Exercise material:
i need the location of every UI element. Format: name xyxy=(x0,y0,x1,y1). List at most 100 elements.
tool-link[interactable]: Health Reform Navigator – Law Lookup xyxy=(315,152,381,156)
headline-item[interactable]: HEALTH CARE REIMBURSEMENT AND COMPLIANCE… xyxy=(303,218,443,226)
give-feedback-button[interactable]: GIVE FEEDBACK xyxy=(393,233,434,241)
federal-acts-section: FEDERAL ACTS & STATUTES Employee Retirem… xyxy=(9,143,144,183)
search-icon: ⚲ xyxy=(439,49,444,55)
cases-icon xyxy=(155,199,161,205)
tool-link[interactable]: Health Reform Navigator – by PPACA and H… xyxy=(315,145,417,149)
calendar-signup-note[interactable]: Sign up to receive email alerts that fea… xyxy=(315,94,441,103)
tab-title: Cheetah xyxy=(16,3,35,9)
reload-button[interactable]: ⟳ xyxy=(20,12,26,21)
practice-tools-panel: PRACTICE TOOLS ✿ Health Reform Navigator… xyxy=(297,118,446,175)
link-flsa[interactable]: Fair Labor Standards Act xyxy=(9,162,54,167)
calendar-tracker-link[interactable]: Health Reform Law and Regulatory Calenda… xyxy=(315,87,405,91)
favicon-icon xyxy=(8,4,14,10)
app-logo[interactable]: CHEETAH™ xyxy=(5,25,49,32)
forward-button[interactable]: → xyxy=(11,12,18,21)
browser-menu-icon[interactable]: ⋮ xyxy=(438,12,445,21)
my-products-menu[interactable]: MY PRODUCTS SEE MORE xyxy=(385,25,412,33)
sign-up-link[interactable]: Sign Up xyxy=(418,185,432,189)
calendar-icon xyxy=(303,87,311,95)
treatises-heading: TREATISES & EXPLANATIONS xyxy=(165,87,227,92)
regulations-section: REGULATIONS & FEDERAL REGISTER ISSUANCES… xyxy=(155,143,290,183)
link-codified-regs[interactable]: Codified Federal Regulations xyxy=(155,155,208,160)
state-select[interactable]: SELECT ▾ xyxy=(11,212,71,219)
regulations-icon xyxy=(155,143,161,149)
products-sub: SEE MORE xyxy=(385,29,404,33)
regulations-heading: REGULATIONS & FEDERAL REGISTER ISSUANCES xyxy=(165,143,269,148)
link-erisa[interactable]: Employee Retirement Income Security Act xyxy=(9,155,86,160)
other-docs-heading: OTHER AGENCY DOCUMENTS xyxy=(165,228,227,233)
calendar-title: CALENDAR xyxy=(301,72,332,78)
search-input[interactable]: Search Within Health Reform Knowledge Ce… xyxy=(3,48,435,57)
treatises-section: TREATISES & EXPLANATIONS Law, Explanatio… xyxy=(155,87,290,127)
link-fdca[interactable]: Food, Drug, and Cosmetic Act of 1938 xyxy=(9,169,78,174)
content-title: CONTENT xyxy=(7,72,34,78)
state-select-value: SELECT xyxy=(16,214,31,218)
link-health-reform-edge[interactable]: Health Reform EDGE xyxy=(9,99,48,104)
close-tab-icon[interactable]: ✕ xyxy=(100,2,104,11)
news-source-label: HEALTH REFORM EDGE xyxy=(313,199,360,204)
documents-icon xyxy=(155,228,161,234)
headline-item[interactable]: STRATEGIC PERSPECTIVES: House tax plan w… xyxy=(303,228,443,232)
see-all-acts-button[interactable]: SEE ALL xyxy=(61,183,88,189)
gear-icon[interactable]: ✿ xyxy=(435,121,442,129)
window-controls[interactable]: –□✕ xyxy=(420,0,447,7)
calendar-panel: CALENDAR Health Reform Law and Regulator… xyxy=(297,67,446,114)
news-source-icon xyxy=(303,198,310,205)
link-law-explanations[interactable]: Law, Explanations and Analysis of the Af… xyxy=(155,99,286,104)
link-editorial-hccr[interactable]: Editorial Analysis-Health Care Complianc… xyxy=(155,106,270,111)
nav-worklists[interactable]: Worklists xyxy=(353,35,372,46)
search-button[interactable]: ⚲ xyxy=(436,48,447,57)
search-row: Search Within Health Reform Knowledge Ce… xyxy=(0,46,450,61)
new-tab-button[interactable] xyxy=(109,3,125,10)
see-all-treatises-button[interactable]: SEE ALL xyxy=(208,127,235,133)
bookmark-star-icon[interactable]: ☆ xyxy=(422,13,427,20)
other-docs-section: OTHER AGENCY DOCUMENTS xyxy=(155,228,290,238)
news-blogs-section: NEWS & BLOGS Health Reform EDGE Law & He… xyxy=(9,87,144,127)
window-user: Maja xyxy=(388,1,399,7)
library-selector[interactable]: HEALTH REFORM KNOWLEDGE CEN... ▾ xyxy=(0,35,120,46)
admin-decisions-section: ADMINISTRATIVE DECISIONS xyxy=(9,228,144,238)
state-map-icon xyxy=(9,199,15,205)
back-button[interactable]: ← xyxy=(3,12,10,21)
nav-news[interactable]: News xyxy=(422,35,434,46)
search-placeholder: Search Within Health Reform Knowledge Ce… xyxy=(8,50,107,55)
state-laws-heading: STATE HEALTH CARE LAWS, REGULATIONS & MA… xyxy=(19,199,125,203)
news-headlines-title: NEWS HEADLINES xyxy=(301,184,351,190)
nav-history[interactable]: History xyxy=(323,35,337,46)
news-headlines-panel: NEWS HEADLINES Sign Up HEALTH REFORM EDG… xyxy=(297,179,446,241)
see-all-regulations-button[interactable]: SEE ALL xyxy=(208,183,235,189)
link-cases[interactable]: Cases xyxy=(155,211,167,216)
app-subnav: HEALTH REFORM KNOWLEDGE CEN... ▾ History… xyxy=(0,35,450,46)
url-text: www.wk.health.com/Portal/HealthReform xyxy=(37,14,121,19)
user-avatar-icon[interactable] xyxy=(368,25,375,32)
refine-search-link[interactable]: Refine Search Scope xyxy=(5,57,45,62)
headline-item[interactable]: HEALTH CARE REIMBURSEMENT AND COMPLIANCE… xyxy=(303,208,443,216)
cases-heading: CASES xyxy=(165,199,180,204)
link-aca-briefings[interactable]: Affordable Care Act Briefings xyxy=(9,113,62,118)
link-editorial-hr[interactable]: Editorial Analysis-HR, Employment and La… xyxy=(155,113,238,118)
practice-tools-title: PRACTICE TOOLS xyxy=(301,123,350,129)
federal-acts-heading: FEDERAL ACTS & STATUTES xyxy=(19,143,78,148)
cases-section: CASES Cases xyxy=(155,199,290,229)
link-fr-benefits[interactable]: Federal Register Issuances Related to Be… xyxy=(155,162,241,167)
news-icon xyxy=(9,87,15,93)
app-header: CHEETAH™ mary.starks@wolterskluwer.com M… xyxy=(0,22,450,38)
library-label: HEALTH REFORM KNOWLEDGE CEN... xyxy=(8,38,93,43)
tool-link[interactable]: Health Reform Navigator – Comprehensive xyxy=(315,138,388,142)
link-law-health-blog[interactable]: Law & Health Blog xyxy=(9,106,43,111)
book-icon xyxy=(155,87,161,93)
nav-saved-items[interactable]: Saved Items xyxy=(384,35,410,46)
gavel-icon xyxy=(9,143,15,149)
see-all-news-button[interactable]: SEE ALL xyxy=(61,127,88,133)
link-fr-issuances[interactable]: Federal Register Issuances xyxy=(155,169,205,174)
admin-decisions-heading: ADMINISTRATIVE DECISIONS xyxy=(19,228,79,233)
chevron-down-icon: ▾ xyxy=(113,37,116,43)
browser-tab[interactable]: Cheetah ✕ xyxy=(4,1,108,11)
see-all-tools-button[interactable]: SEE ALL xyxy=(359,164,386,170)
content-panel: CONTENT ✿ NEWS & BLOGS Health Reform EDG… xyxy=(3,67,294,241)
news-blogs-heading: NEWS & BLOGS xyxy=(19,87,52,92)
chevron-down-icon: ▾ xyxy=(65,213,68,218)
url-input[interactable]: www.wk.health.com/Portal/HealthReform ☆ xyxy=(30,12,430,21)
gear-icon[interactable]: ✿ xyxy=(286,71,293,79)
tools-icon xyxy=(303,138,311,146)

Aim: Reproduce the listing from its first line through the line containing "give-feedback-button[interactable]: GIVE FEEDBACK", both ends included, with "Law Lookup" replaced by "Statute Lookup" and everything else unchanged.

Finished task:
i need the location of every UI element. Format: name xyxy=(x0,y0,x1,y1). List at most 100 elements.
tool-link[interactable]: Health Reform Navigator – Statute Lookup xyxy=(315,152,381,156)
headline-item[interactable]: HEALTH CARE REIMBURSEMENT AND COMPLIANCE… xyxy=(303,218,443,226)
give-feedback-button[interactable]: GIVE FEEDBACK xyxy=(393,233,434,241)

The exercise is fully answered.